═══ Supplied entries ═══

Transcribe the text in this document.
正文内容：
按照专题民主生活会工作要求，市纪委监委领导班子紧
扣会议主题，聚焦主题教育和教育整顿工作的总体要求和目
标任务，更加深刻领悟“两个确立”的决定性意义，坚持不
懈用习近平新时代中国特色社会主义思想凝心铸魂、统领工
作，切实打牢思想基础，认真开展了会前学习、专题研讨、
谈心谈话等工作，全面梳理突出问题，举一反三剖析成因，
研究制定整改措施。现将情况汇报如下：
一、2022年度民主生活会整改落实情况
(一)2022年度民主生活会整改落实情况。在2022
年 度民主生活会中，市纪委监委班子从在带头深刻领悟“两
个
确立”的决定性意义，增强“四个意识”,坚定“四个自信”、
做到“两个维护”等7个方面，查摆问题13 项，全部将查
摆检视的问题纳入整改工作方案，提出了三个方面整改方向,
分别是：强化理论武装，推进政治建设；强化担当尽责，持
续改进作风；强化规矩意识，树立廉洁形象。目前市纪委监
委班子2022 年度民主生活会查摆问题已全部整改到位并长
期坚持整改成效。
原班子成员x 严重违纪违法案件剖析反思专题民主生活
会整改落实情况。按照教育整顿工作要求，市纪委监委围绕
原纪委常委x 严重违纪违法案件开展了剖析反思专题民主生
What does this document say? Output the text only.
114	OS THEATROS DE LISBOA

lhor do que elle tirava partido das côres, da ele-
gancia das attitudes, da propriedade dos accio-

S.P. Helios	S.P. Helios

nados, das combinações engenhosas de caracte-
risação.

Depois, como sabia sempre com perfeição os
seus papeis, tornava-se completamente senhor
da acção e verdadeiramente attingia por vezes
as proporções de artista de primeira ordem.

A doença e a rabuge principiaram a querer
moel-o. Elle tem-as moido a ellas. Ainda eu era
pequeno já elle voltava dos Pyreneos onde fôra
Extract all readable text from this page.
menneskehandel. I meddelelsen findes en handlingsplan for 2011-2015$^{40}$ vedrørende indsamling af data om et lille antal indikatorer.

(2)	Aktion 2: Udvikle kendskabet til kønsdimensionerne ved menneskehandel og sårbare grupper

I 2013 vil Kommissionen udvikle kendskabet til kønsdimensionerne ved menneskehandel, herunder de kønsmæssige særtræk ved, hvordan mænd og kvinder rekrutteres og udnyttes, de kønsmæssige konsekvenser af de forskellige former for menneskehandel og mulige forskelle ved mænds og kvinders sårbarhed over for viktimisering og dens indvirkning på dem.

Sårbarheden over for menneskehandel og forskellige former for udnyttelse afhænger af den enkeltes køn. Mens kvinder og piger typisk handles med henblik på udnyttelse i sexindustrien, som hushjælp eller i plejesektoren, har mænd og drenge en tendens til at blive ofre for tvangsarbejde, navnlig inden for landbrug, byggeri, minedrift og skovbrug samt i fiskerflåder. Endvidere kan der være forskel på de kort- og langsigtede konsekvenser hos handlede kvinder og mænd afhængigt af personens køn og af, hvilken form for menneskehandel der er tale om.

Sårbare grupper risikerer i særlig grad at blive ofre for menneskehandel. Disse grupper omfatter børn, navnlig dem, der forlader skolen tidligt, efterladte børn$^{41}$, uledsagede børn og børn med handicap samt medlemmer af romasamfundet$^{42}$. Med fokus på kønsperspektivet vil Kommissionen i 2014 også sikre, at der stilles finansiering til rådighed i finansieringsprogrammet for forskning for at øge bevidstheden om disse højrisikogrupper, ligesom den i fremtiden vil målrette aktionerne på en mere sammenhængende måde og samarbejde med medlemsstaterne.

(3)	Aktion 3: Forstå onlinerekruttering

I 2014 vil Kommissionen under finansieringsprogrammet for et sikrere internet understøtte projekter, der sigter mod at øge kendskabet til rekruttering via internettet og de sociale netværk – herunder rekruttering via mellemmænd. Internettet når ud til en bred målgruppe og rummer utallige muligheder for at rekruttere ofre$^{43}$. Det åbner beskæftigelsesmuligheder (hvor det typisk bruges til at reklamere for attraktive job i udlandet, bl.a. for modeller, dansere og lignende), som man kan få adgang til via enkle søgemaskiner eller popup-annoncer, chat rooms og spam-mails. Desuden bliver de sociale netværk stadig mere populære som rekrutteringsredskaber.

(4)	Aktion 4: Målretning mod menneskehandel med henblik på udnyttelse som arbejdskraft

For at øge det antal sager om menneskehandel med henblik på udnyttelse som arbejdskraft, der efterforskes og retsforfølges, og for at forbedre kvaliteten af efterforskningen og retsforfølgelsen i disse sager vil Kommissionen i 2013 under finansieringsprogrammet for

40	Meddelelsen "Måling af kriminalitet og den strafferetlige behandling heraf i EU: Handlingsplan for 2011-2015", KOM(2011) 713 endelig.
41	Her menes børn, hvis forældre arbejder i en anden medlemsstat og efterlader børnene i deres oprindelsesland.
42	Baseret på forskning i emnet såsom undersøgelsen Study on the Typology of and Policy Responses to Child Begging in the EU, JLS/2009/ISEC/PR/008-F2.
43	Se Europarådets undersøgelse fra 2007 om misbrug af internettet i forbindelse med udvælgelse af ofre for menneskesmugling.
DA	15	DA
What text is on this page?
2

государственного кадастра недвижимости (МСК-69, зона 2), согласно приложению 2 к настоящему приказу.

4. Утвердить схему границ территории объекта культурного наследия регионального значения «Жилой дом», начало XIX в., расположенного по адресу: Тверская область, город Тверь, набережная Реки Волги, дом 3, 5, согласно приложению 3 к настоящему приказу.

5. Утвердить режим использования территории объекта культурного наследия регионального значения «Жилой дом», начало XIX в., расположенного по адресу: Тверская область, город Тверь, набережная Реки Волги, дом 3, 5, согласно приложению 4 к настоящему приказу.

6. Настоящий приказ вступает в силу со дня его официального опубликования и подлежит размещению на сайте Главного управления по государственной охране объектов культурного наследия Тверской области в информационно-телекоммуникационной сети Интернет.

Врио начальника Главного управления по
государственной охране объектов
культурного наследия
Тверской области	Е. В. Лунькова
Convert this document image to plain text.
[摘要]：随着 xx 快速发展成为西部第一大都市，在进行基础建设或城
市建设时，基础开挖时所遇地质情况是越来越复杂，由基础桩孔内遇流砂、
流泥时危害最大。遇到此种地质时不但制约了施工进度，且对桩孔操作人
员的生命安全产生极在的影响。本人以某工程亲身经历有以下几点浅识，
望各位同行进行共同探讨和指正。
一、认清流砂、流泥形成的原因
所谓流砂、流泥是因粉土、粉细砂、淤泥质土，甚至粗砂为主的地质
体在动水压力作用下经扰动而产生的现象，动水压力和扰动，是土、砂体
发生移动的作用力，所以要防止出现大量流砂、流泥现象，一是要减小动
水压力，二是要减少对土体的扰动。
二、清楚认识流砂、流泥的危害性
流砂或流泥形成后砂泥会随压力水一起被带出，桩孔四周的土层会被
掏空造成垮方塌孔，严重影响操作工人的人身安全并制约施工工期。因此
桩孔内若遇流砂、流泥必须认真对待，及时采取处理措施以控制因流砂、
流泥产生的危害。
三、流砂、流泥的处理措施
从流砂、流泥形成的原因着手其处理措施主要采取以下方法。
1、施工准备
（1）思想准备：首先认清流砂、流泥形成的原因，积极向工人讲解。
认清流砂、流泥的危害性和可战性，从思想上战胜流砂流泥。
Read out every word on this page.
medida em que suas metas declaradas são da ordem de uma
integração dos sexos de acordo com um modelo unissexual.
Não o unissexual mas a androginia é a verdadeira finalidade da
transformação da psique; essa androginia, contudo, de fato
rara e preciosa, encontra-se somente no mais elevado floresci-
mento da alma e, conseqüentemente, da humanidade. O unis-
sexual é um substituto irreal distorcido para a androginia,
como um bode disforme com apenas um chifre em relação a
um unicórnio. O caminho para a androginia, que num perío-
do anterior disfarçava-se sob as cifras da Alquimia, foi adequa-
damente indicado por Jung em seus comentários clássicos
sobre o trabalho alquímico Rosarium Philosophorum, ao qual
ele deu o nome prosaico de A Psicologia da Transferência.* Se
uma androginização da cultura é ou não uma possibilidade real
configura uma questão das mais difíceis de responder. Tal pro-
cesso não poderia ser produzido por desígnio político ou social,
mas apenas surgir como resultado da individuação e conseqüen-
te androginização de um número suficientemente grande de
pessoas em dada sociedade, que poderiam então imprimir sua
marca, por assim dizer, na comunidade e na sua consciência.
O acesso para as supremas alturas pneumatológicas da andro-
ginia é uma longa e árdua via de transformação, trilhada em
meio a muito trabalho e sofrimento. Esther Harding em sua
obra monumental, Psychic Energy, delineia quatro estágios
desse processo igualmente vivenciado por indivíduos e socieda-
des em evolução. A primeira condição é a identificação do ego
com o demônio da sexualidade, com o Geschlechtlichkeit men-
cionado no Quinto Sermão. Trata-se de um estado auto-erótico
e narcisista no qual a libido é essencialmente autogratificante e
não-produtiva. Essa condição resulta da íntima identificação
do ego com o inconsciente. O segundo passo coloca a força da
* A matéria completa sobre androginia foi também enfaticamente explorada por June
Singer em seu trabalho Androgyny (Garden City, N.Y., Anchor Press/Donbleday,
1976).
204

═══

Exercise requirements: Check each line of the records above for the word "Утвердить", then give the number of lines that have it, with no other words.

Exercise response: 2